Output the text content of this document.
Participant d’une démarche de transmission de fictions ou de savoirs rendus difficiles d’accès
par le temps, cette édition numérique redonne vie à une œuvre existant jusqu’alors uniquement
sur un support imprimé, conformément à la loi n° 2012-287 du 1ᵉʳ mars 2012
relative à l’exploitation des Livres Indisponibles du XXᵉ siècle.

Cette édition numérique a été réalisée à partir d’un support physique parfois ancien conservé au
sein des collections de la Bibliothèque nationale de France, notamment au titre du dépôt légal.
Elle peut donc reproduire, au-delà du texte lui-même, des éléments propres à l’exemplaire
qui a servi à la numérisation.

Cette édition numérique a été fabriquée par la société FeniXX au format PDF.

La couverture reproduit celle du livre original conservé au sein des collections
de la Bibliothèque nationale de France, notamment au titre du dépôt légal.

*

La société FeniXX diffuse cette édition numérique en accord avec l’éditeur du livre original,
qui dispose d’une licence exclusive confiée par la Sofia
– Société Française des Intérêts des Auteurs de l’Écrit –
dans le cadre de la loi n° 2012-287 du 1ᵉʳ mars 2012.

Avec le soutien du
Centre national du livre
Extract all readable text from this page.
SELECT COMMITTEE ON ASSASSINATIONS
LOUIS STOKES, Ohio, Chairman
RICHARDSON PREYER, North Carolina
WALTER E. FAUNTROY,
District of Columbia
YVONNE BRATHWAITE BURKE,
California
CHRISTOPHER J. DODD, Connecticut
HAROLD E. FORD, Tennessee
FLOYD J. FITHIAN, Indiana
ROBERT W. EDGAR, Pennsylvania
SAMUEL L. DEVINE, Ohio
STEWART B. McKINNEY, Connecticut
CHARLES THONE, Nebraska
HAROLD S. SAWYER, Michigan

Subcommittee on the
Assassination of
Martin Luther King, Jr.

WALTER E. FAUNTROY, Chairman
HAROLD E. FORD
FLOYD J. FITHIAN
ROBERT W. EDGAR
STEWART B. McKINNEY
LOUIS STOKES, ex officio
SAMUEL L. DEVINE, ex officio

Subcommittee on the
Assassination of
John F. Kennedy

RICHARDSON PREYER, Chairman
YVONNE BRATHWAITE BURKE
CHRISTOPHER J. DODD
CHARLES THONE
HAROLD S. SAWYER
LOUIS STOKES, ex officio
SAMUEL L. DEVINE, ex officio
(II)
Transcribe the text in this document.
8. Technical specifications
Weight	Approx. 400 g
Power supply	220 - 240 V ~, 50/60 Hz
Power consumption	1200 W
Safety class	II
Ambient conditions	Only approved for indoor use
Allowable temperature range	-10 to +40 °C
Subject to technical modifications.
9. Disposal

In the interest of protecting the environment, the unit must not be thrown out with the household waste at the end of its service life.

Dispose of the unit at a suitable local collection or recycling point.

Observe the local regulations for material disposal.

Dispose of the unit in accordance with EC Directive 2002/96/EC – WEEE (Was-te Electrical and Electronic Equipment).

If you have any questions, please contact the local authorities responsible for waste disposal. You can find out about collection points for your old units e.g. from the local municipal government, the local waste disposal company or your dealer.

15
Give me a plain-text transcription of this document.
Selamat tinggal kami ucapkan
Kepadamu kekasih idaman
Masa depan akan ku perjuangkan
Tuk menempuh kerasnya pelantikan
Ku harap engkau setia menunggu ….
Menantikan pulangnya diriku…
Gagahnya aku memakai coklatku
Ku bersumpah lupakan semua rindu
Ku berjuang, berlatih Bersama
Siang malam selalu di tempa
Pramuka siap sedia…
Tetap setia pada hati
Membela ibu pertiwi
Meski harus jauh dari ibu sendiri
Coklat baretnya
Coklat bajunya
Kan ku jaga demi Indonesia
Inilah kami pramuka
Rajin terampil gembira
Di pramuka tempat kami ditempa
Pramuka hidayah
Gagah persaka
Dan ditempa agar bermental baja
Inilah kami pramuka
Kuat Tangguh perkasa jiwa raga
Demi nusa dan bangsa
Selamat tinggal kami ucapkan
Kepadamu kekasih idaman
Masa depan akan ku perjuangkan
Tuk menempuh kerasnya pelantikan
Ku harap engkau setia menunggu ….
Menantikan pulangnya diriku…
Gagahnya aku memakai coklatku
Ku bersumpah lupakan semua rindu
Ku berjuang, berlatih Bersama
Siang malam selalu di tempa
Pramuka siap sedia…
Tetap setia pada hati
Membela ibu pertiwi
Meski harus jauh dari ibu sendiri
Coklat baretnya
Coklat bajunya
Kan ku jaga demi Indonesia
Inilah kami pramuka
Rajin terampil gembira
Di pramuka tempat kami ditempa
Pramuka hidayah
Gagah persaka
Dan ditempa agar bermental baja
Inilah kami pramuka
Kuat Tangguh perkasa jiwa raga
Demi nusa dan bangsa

**What to work on**
Write out every record shown above, word for word.

**Final result**
Output the text content of this document.
Participant d’une démarche de transmission de fictions ou de savoirs rendus difficiles d’accès
par le temps, cette édition numérique redonne vie à une œuvre existant jusqu’alors uniquement
sur un support imprimé, conformément à la loi n° 2012-287 du 1ᵉʳ mars 2012
relative à l’exploitation des Livres Indisponibles du XXᵉ siècle.

Cette édition numérique a été réalisée à partir d’un support physique parfois ancien conservé au
sein des collections de la Bibliothèque nationale de France, notamment au titre du dépôt légal.
Elle peut donc reproduire, au-delà du texte lui-même, des éléments propres à l’exemplaire
qui a servi à la numérisation.

Cette édition numérique a été fabriquée par la société FeniXX au format PDF.

La couverture reproduit celle du livre original conservé au sein des collections
de la Bibliothèque nationale de France, notamment au titre du dépôt légal.

*

La société FeniXX diffuse cette édition numérique en accord avec l’éditeur du livre original,
qui dispose d’une licence exclusive confiée par la Sofia
– Société Française des Intérêts des Auteurs de l’Écrit –
dans le cadre de la loi n° 2012-287 du 1ᵉʳ mars 2012.

Avec le soutien du
Centre national du livre
Extract all readable text from this page.
SELECT COMMITTEE ON ASSASSINATIONS
LOUIS STOKES, Ohio, Chairman
RICHARDSON PREYER, North Carolina
WALTER E. FAUNTROY,
District of Columbia
YVONNE BRATHWAITE BURKE,
California
CHRISTOPHER J. DODD, Connecticut
HAROLD E. FORD, Tennessee
FLOYD J. FITHIAN, Indiana
ROBERT W. EDGAR, Pennsylvania
SAMUEL L. DEVINE, Ohio
STEWART B. McKINNEY, Connecticut
CHARLES THONE, Nebraska
HAROLD S. SAWYER, Michigan

Subcommittee on the
Assassination of
Martin Luther King, Jr.

WALTER E. FAUNTROY, Chairman
HAROLD E. FORD
FLOYD J. FITHIAN
ROBERT W. EDGAR
STEWART B. McKINNEY
LOUIS STOKES, ex officio
SAMUEL L. DEVINE, ex officio

Subcommittee on the
Assassination of
John F. Kennedy

RICHARDSON PREYER, Chairman
YVONNE BRATHWAITE BURKE
CHRISTOPHER J. DODD
CHARLES THONE
HAROLD S. SAWYER
LOUIS STOKES, ex officio
SAMUEL L. DEVINE, ex officio
(II)
Transcribe the text in this document.
8. Technical specifications
Weight	Approx. 400 g
Power supply	220 - 240 V ~, 50/60 Hz
Power consumption	1200 W
Safety class	II
Ambient conditions	Only approved for indoor use
Allowable temperature range	-10 to +40 °C
Subject to technical modifications.
9. Disposal

In the interest of protecting the environment, the unit must not be thrown out with the household waste at the end of its service life.

Dispose of the unit at a suitable local collection or recycling point.

Observe the local regulations for material disposal.

Dispose of the unit in accordance with EC Directive 2002/96/EC – WEEE (Was-te Electrical and Electronic Equipment).

If you have any questions, please contact the local authorities responsible for waste disposal. You can find out about collection points for your old units e.g. from the local municipal government, the local waste disposal company or your dealer.

15
Give me a plain-text transcription of this document.
Selamat tinggal kami ucapkan
Kepadamu kekasih idaman
Masa depan akan ku perjuangkan
Tuk menempuh kerasnya pelantikan
Ku harap engkau setia menunggu ….
Menantikan pulangnya diriku…
Gagahnya aku memakai coklatku
Ku bersumpah lupakan semua rindu
Ku berjuang, berlatih Bersama
Siang malam selalu di tempa
Pramuka siap sedia…
Tetap setia pada hati
Membela ibu pertiwi
Meski harus jauh dari ibu sendiri
Coklat baretnya
Coklat bajunya
Kan ku jaga demi Indonesia
Inilah kami pramuka
Rajin terampil gembira
Di pramuka tempat kami ditempa
Pramuka hidayah
Gagah persaka
Dan ditempa agar bermental baja
Inilah kami pramuka
Kuat Tangguh perkasa jiwa raga
Demi nusa dan bangsa
Selamat tinggal kami ucapkan
Kepadamu kekasih idaman
Masa depan akan ku perjuangkan
Tuk menempuh kerasnya pelantikan
Ku harap engkau setia menunggu ….
Menantikan pulangnya diriku…
Gagahnya aku memakai coklatku
Ku bersumpah lupakan semua rindu
Ku berjuang, berlatih Bersama
Siang malam selalu di tempa
Pramuka siap sedia…
Tetap setia pada hati
Membela ibu pertiwi
Meski harus jauh dari ibu sendiri
Coklat baretnya
Coklat bajunya
Kan ku jaga demi Indonesia
Inilah kami pramuka
Rajin terampil gembira
Di pramuka tempat kami ditempa
Pramuka hidayah
Gagah persaka
Dan ditempa agar bermental baja
Inilah kami pramuka
Kuat Tangguh perkasa jiwa raga
Demi nusa dan bangsa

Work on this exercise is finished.